From the listing, collect all lines containing the word "Mandatory".

· · · · · · ·

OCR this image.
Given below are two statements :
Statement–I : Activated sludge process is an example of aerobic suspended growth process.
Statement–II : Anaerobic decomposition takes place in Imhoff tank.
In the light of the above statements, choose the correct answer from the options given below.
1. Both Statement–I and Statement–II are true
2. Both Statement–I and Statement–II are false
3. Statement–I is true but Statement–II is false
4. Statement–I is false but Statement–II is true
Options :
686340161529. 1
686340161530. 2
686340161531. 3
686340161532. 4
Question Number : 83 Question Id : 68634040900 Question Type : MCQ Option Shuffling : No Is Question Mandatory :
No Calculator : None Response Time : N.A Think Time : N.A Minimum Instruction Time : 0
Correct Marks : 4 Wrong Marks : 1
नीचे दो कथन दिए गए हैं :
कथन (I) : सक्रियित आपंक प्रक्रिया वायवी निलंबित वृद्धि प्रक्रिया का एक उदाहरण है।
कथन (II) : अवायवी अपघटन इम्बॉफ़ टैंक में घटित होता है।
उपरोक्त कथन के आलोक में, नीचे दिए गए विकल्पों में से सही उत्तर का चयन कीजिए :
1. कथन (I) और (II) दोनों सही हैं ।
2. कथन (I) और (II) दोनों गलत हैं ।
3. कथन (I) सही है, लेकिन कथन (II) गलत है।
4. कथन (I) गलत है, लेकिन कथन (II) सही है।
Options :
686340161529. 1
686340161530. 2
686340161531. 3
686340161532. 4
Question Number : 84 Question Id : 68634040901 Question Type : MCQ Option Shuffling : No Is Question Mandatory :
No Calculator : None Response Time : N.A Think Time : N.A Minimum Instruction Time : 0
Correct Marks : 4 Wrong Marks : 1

· · · · · · ·

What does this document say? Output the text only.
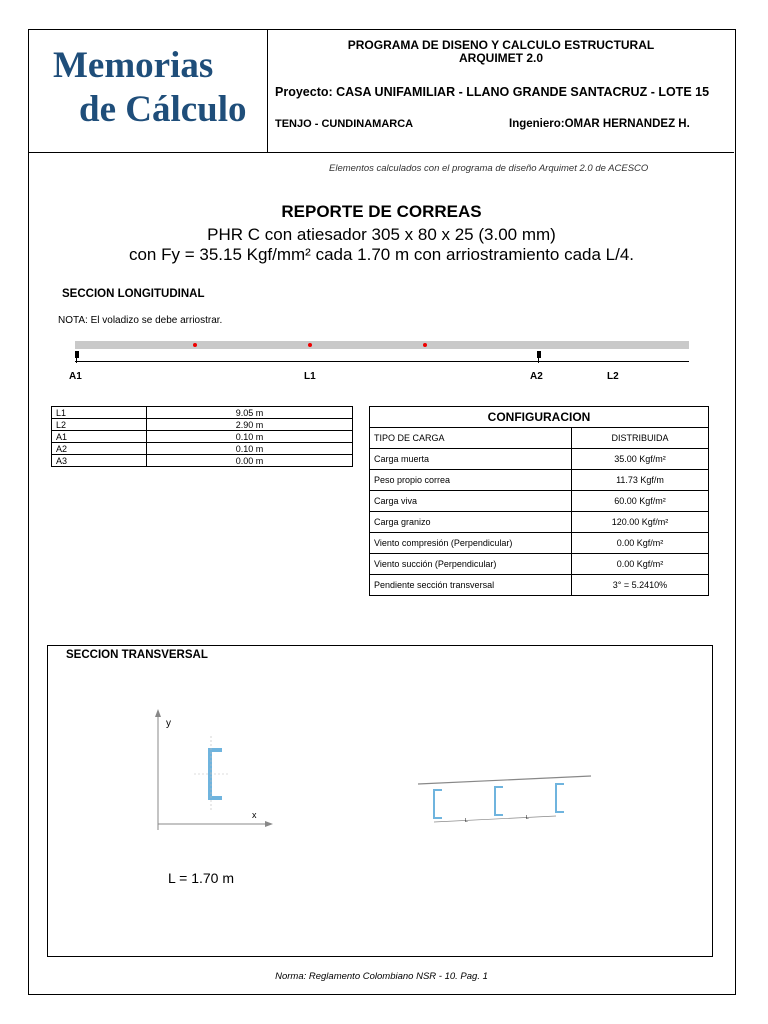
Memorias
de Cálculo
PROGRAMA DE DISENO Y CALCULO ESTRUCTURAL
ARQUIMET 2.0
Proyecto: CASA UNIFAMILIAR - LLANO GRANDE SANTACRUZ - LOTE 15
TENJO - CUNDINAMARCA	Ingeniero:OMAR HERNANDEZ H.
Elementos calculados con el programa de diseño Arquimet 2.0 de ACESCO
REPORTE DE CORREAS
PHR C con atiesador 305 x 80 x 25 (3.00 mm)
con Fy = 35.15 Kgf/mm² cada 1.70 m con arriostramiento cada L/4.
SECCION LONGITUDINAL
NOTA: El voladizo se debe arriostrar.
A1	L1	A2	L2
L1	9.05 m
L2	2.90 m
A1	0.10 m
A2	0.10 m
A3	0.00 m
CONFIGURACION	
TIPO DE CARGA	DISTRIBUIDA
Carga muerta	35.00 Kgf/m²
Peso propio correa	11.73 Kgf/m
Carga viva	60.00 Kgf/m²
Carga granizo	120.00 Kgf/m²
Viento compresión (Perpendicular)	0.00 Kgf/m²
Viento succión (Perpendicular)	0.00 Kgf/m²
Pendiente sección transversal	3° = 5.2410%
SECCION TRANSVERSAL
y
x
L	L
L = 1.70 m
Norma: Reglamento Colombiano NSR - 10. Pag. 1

· · · · · · ·

- Expected output
Question Number : 83 Question Id : 68634040900 Question Type : MCQ Option Shuffling : No Is Question Mandatory :
Question Number : 84 Question Id : 68634040901 Question Type : MCQ Option Shuffling : No Is Question Mandatory :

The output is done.